<<<<

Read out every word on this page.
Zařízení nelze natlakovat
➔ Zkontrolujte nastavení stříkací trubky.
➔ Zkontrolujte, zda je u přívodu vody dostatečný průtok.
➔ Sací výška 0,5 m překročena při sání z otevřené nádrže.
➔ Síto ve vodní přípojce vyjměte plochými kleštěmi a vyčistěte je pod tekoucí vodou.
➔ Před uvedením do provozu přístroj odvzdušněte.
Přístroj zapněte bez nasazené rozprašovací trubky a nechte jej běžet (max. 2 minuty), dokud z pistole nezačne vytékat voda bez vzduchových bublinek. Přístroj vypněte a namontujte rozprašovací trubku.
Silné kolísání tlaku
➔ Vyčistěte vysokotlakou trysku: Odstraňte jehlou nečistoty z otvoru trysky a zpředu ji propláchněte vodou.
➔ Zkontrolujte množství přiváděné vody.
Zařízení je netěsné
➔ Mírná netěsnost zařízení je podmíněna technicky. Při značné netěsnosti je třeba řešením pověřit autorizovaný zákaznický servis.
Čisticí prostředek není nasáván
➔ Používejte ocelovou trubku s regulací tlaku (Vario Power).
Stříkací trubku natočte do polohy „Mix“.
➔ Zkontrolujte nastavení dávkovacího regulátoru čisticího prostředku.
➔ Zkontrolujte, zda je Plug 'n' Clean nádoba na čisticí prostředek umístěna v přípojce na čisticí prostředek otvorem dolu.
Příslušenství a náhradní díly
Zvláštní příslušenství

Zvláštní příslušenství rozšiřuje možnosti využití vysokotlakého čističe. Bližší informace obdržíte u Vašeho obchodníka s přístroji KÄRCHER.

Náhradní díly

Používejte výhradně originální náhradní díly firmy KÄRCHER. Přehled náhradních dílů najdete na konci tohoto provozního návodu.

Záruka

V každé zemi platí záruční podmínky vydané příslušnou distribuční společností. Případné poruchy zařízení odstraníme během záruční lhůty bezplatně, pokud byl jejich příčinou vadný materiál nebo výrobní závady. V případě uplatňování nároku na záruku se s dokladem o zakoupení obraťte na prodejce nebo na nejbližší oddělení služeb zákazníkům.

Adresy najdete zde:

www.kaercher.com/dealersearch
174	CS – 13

>>>>

**REQUIRED WORK**. Give back the data above exactly as it appears.

**ANSWER FOR THIS EXERCISE**.
Read out every word on this page.
Zařízení nelze natlakovat
➔ Zkontrolujte nastavení stříkací trubky.
➔ Zkontrolujte, zda je u přívodu vody dostatečný průtok.
➔ Sací výška 0,5 m překročena při sání z otevřené nádrže.
➔ Síto ve vodní přípojce vyjměte plochými kleštěmi a vyčistěte je pod tekoucí vodou.
➔ Před uvedením do provozu přístroj odvzdušněte.
Přístroj zapněte bez nasazené rozprašovací trubky a nechte jej běžet (max. 2 minuty), dokud z pistole nezačne vytékat voda bez vzduchových bublinek. Přístroj vypněte a namontujte rozprašovací trubku.
Silné kolísání tlaku
➔ Vyčistěte vysokotlakou trysku: Odstraňte jehlou nečistoty z otvoru trysky a zpředu ji propláchněte vodou.
➔ Zkontrolujte množství přiváděné vody.
Zařízení je netěsné
➔ Mírná netěsnost zařízení je podmíněna technicky. Při značné netěsnosti je třeba řešením pověřit autorizovaný zákaznický servis.
Čisticí prostředek není nasáván
➔ Používejte ocelovou trubku s regulací tlaku (Vario Power).
Stříkací trubku natočte do polohy „Mix“.
➔ Zkontrolujte nastavení dávkovacího regulátoru čisticího prostředku.
➔ Zkontrolujte, zda je Plug 'n' Clean nádoba na čisticí prostředek umístěna v přípojce na čisticí prostředek otvorem dolu.
Příslušenství a náhradní díly
Zvláštní příslušenství

Zvláštní příslušenství rozšiřuje možnosti využití vysokotlakého čističe. Bližší informace obdržíte u Vašeho obchodníka s přístroji KÄRCHER.

Náhradní díly

Používejte výhradně originální náhradní díly firmy KÄRCHER. Přehled náhradních dílů najdete na konci tohoto provozního návodu.

Záruka

V každé zemi platí záruční podmínky vydané příslušnou distribuční společností. Případné poruchy zařízení odstraníme během záruční lhůty bezplatně, pokud byl jejich příčinou vadný materiál nebo výrobní závady. V případě uplatňování nároku na záruku se s dokladem o zakoupení obraťte na prodejce nebo na nejbližší oddělení služeb zákazníkům.

Adresy najdete zde:

www.kaercher.com/dealersearch
174	CS – 13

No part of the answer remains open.